┌──

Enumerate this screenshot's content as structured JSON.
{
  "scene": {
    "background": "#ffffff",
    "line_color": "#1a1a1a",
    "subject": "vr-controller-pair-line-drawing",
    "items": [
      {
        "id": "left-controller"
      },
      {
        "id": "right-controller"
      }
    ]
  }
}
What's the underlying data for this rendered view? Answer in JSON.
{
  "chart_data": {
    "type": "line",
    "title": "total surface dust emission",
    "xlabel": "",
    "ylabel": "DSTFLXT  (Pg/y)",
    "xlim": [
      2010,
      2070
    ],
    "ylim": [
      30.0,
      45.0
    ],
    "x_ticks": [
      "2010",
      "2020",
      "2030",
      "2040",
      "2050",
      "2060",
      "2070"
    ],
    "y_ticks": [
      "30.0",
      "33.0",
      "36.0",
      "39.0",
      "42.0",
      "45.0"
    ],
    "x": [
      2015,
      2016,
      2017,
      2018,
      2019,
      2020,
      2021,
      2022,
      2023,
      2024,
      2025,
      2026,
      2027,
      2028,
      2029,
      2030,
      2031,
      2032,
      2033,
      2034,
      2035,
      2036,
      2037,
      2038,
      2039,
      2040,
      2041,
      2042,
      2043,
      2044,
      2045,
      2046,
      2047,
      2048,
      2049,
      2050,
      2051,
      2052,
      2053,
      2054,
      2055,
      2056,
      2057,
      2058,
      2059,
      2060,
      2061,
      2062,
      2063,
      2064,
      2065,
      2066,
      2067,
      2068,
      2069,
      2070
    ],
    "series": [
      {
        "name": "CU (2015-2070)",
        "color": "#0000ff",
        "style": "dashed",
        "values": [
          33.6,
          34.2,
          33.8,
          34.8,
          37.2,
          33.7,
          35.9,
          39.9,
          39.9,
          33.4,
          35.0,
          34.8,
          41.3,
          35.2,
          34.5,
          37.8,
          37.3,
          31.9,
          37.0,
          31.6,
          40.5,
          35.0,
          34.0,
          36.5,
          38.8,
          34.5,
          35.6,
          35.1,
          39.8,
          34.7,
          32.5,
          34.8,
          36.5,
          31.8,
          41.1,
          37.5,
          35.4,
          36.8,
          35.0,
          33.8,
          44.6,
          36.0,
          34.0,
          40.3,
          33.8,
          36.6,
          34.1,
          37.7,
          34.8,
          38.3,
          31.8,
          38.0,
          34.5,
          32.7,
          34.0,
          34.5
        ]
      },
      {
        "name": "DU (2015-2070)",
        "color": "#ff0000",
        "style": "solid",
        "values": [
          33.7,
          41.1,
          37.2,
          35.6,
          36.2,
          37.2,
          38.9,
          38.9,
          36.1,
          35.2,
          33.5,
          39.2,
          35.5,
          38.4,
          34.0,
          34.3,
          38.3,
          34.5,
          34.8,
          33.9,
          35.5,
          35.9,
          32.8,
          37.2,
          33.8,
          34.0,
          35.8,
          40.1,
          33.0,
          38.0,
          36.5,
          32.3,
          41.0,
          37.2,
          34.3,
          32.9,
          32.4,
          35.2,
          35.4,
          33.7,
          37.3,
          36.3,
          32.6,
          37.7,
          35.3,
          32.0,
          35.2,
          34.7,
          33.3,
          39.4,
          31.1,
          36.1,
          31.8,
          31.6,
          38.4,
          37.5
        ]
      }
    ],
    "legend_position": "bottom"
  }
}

└──

--- GIVEN PROBLEM ---
Pull out every line above that holds the word "JSON".

--- RESULT ---
Enumerate this screenshot's content as structured JSON.
What's the underlying data for this rendered view? Answer in JSON.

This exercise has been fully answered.